[Stored dataset items]
--------------------

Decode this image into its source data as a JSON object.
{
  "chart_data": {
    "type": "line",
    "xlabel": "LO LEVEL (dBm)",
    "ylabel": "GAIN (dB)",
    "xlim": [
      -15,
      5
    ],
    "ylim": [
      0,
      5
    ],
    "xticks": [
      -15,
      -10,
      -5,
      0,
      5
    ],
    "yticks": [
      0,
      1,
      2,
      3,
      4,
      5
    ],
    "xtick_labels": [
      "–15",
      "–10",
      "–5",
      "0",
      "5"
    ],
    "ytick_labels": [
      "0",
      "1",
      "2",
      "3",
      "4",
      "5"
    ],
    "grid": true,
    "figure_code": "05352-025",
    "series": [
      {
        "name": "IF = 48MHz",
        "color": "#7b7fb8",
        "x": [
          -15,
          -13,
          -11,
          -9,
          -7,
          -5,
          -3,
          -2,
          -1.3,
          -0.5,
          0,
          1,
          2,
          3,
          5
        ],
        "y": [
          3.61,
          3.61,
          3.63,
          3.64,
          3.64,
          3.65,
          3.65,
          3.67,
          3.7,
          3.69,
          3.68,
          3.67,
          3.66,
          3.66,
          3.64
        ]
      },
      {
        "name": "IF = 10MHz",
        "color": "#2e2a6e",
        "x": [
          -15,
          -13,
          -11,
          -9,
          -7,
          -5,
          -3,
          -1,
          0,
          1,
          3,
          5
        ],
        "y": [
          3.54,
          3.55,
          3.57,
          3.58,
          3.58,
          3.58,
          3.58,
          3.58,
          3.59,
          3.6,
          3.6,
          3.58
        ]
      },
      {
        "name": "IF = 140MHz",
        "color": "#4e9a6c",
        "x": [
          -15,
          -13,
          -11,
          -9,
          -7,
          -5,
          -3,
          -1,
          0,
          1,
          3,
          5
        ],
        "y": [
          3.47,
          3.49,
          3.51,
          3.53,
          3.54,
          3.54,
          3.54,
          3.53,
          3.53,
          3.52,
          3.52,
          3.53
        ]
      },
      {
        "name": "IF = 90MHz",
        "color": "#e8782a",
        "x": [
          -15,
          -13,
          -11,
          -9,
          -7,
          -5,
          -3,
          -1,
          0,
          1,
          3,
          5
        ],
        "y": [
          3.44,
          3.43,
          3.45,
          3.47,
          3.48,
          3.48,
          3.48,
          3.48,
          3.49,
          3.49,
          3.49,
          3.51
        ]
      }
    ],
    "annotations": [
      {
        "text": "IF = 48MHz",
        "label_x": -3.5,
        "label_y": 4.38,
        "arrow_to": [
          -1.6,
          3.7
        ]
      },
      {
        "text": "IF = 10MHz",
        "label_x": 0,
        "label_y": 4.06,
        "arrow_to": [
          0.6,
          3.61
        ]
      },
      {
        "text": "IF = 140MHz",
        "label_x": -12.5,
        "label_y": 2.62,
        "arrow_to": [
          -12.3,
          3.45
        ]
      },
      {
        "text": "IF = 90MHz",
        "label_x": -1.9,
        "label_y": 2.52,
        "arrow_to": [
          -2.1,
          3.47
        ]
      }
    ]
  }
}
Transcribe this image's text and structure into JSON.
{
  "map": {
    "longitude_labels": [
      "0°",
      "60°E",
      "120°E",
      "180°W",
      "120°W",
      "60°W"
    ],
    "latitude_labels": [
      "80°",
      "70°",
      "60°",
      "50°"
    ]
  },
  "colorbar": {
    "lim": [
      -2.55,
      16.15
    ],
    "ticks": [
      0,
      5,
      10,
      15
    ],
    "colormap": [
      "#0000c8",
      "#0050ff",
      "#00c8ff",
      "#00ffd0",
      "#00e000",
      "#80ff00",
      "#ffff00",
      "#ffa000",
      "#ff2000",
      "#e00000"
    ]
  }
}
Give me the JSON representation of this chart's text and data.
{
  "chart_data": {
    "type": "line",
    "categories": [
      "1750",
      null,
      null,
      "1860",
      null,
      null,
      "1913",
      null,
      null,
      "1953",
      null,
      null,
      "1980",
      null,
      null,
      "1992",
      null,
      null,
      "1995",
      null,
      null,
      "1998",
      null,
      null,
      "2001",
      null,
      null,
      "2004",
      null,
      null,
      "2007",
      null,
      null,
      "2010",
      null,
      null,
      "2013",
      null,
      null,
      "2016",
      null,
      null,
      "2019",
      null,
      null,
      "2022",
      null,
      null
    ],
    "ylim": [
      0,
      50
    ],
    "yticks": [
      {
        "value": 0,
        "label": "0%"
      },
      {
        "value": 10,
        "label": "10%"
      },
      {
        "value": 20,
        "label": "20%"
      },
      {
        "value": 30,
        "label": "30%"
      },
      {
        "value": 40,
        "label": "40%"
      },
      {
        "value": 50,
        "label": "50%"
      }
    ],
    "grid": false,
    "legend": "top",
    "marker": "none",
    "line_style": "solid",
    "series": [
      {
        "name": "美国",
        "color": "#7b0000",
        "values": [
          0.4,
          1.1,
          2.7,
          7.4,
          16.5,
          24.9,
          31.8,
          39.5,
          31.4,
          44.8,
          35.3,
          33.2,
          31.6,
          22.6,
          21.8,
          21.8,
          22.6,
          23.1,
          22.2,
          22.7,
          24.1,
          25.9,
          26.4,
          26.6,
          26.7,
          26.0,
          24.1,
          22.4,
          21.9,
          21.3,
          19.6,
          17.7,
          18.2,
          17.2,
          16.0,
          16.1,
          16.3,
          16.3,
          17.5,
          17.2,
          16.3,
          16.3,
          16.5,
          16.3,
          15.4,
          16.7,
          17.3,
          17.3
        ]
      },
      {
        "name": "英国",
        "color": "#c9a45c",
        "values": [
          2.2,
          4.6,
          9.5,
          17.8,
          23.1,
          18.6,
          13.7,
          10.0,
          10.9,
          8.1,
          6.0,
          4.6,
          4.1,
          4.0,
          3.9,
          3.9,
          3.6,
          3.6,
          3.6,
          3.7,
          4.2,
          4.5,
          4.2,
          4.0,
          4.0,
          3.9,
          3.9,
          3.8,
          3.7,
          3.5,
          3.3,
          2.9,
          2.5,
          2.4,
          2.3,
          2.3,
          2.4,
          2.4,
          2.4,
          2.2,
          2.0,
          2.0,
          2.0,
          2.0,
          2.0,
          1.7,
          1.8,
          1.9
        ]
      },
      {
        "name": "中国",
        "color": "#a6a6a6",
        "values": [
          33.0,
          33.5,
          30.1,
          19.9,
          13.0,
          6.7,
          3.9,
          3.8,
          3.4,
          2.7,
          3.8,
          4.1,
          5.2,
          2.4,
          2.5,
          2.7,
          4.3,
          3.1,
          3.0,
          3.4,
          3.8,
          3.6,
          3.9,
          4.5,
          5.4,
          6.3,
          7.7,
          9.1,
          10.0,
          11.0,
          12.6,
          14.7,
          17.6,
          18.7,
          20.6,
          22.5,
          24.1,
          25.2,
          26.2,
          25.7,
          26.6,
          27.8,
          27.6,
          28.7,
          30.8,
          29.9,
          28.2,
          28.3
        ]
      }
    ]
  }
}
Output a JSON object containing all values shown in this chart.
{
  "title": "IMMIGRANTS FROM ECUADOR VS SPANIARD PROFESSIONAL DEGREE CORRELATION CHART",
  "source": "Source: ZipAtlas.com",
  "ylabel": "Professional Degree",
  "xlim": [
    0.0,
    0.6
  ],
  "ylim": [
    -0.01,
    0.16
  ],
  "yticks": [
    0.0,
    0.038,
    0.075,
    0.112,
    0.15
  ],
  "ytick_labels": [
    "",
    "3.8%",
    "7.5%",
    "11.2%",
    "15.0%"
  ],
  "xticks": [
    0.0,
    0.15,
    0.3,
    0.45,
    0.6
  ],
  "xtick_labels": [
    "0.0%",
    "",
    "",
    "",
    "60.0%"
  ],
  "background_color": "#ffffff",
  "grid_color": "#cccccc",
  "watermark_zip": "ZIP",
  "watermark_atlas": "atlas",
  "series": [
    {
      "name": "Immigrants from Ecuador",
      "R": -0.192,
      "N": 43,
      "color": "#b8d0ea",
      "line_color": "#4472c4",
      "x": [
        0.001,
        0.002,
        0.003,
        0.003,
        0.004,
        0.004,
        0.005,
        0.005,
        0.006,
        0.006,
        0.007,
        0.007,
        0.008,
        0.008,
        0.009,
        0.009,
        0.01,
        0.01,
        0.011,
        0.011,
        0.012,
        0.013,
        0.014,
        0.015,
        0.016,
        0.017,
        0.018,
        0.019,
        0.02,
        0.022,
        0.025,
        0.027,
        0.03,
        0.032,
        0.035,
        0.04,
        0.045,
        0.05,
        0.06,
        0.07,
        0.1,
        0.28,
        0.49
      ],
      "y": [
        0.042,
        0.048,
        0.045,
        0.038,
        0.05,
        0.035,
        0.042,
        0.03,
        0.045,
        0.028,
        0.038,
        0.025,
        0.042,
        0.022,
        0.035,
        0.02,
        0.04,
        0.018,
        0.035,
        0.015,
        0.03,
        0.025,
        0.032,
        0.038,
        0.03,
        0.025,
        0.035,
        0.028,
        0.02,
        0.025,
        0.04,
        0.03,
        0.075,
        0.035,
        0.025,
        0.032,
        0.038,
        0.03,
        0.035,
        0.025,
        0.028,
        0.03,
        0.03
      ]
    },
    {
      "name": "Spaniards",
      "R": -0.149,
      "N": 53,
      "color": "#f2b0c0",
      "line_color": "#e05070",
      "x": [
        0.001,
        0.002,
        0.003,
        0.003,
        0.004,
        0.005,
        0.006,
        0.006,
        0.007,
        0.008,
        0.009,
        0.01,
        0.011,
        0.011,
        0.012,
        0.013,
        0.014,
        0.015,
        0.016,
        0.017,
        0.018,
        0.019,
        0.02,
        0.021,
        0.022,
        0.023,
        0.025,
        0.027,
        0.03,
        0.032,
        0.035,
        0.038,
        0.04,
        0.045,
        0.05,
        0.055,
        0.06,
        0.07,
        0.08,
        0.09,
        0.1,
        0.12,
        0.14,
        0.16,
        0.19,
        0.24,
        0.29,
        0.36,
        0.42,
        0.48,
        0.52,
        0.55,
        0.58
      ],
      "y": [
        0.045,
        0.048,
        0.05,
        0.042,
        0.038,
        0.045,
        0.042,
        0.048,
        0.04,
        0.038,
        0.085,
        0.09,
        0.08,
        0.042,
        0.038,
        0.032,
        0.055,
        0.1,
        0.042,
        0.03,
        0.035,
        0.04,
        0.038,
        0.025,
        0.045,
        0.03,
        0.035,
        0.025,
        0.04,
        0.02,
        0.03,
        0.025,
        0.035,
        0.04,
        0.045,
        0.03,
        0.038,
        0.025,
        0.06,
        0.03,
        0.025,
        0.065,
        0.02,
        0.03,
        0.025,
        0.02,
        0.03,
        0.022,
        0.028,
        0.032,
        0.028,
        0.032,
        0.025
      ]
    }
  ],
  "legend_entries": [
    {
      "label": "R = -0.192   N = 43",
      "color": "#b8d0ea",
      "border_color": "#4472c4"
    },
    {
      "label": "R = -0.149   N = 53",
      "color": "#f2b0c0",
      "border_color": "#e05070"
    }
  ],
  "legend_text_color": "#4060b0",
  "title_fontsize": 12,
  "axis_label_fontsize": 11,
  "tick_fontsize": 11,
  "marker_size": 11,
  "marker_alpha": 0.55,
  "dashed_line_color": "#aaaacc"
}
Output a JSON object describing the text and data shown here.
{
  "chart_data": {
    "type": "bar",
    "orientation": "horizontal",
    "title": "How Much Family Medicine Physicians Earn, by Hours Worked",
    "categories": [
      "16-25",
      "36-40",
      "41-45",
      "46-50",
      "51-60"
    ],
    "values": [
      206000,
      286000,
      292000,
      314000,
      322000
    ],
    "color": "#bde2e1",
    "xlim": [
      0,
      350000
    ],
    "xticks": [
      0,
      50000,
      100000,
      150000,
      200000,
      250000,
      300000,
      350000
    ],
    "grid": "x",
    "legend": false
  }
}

--------------------

* [WORK TO DO]:
Copy out all lines where the word "object" appears.

* [RESULT]:
Decode this image into its source data as a JSON object.
Output a JSON object containing all values shown in this chart.
Output a JSON object describing the text and data shown here.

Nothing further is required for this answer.